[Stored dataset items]

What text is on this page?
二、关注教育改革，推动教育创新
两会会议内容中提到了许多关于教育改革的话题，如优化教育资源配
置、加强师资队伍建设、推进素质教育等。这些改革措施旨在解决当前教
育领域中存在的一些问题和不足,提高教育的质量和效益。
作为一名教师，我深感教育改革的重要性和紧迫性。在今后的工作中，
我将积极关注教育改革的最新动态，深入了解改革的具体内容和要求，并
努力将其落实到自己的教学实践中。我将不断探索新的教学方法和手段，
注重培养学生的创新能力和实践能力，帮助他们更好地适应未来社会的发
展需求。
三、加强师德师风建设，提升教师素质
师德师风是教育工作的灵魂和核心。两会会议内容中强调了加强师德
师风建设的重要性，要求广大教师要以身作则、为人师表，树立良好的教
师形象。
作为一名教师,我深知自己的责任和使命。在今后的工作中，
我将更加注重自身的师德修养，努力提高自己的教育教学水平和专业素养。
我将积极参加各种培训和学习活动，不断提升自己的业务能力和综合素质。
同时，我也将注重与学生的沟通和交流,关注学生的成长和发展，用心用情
...
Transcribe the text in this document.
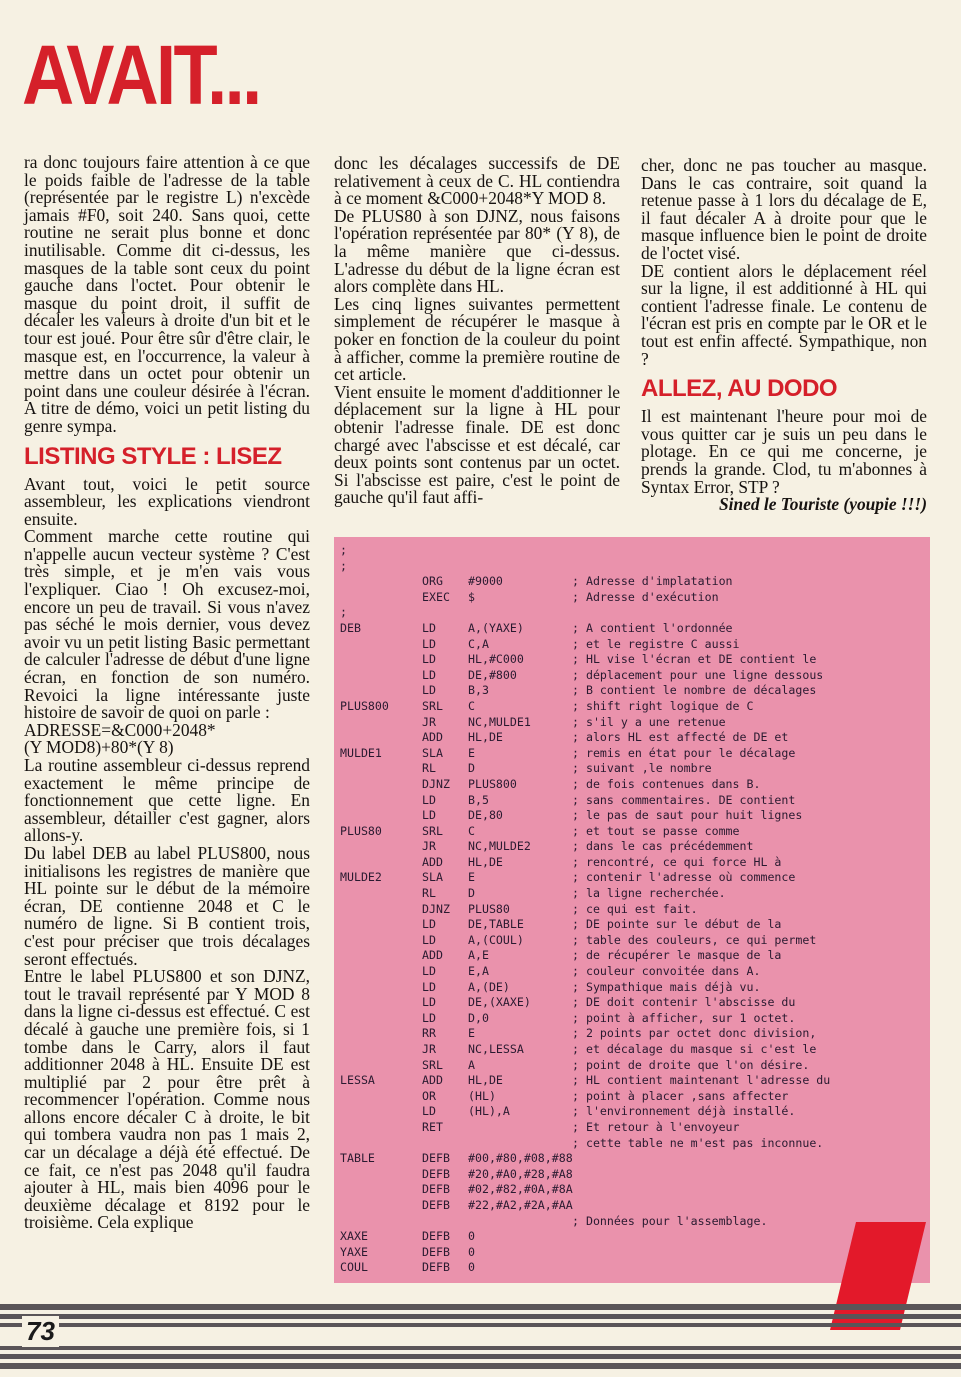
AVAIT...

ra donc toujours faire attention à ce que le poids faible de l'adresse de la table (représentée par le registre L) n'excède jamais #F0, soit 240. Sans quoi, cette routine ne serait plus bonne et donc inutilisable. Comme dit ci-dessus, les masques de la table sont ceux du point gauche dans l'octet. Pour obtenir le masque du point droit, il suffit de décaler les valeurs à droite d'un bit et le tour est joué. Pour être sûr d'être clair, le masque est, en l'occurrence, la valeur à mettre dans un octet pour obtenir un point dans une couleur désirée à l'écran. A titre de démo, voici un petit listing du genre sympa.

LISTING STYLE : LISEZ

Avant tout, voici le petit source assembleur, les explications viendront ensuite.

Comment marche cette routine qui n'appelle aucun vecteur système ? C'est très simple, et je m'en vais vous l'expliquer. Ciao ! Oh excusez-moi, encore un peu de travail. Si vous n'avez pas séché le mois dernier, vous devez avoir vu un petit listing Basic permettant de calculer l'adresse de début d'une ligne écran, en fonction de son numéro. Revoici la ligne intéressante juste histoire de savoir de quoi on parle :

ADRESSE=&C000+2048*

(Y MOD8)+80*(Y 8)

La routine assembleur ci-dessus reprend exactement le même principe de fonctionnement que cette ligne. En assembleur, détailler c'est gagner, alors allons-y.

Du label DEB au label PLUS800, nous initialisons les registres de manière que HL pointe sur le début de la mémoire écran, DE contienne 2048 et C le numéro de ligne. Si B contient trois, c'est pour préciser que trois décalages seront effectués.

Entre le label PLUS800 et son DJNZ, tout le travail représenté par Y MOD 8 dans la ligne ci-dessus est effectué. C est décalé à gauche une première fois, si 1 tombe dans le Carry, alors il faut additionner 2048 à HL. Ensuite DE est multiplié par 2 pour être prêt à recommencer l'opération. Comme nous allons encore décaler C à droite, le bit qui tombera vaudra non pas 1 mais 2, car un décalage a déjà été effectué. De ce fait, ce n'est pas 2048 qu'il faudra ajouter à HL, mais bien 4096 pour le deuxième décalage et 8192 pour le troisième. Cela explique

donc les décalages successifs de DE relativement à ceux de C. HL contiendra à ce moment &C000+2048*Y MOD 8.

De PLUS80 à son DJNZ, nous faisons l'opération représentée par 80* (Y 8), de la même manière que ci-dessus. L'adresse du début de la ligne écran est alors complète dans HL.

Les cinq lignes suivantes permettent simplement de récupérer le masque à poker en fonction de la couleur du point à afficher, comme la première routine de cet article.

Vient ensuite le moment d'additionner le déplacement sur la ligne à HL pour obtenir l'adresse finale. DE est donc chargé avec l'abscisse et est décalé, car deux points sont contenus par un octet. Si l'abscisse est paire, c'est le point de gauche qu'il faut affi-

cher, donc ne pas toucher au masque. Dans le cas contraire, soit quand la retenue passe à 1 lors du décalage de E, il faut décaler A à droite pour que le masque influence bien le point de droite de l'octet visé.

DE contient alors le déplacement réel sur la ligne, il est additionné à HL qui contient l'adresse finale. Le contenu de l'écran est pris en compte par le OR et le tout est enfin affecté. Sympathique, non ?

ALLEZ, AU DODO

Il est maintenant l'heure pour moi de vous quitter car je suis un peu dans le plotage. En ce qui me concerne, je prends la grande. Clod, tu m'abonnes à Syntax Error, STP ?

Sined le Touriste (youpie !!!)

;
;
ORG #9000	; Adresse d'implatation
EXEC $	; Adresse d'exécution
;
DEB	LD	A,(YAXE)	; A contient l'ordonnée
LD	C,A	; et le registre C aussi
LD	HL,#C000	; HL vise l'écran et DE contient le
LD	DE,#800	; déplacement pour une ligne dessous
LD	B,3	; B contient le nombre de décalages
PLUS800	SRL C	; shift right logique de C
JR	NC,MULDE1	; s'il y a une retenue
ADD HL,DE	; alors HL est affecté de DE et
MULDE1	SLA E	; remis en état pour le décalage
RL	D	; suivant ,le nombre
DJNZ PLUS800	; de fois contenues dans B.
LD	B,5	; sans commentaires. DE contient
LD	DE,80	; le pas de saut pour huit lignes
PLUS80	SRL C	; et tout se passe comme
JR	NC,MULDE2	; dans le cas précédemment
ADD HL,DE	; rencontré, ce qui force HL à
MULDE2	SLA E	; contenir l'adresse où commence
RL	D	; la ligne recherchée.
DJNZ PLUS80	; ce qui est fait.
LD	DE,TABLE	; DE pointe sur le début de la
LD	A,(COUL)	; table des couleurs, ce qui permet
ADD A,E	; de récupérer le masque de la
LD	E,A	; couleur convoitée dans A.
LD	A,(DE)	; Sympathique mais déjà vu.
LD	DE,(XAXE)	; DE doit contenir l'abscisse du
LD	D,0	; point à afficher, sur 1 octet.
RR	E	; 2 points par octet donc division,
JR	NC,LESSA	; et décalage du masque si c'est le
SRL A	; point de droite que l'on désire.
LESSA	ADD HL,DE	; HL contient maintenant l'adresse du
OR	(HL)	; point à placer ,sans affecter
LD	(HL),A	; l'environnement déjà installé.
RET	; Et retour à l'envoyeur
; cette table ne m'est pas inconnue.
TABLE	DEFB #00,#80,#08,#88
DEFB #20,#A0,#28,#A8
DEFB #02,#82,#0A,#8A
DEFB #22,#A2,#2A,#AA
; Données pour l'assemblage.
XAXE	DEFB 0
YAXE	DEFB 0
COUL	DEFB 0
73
* * *
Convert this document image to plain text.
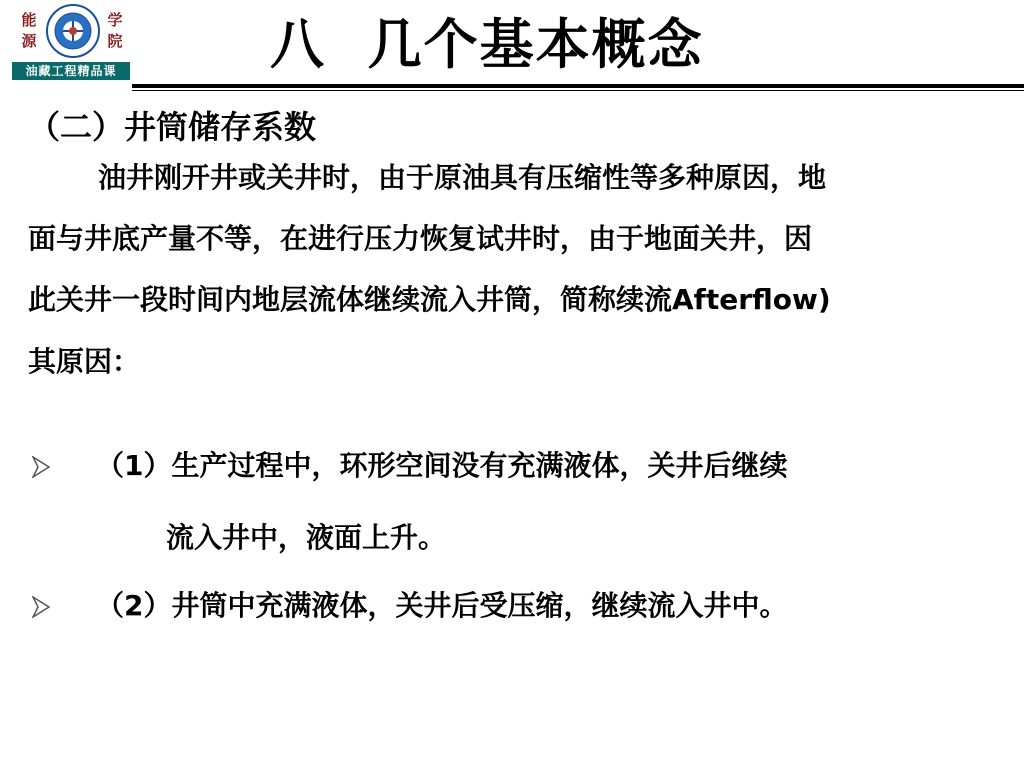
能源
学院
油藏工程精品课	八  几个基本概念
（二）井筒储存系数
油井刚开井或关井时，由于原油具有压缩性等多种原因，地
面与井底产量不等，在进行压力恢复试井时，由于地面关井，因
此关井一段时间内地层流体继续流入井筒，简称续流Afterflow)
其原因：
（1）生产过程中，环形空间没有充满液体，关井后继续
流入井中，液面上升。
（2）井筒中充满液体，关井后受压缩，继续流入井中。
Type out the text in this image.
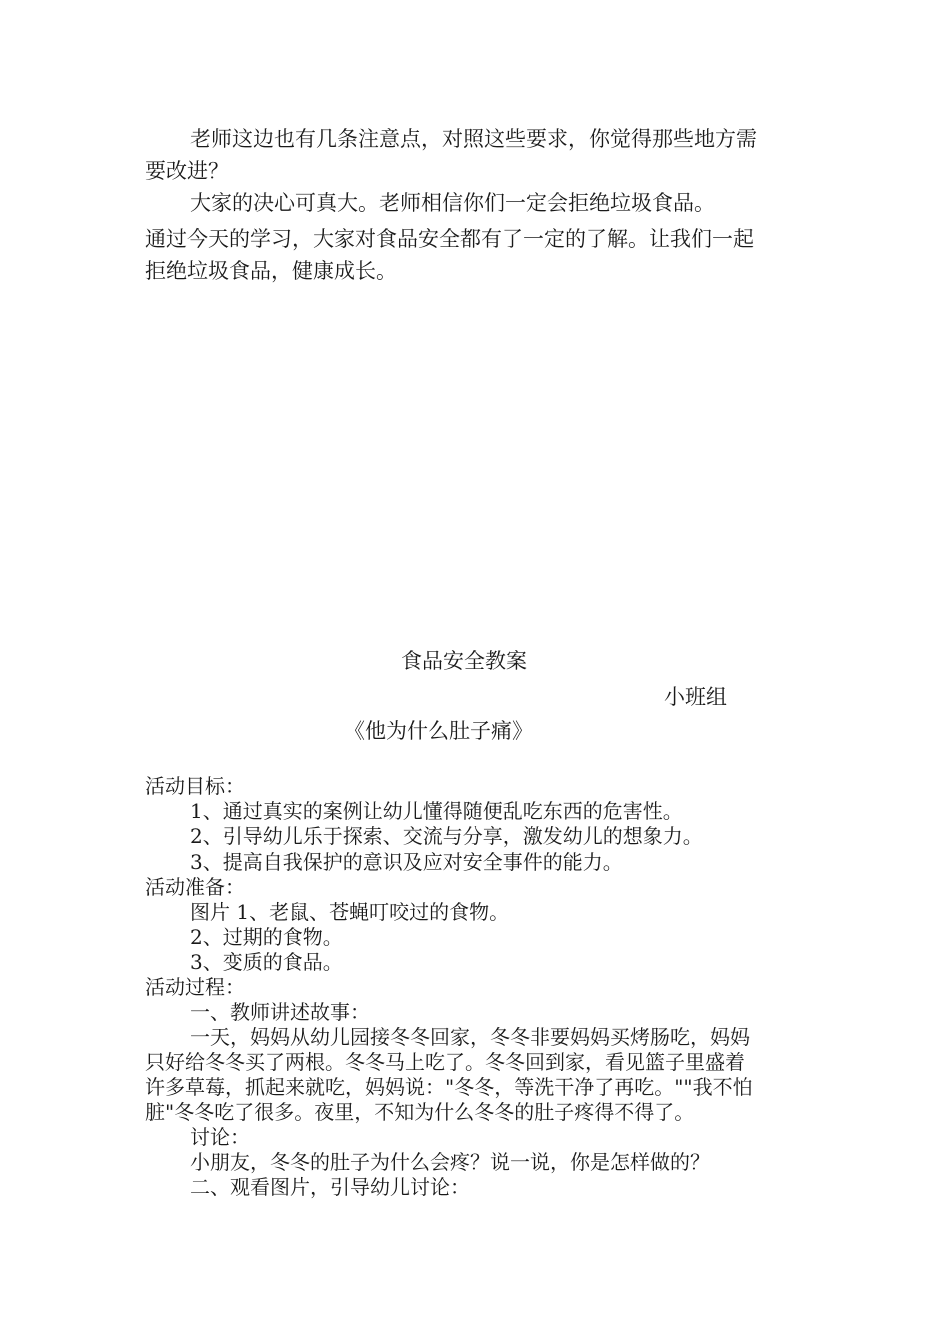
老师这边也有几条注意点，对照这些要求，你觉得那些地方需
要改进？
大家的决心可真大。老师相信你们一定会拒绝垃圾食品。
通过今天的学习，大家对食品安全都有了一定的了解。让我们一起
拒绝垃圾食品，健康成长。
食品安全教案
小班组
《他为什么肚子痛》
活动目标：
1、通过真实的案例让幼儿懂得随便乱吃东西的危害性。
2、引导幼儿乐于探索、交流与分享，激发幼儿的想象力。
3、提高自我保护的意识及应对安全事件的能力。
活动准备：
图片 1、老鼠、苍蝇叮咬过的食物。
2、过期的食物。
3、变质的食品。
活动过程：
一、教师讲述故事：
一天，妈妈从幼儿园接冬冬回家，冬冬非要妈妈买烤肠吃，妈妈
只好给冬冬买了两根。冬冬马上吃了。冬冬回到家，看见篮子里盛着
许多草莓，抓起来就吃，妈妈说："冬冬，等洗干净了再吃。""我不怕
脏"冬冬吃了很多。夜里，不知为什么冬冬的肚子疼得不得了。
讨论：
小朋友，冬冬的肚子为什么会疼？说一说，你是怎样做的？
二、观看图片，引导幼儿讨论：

__What you need to do__. Which lines of the data above contain "manière"? Copy each one.

__Result for this task__.
Du label DEB au label PLUS800, nous initialisons les registres de manière que HL pointe sur le début de la mémoire écran, DE contienne 2048 et C le numéro de ligne. Si B contient trois, c'est pour préciser que trois décalages seront effectués.
De PLUS80 à son DJNZ, nous faisons l'opération représentée par 80* (Y 8), de la même manière que ci-dessus. L'adresse du début de la ligne écran est alors complète dans HL.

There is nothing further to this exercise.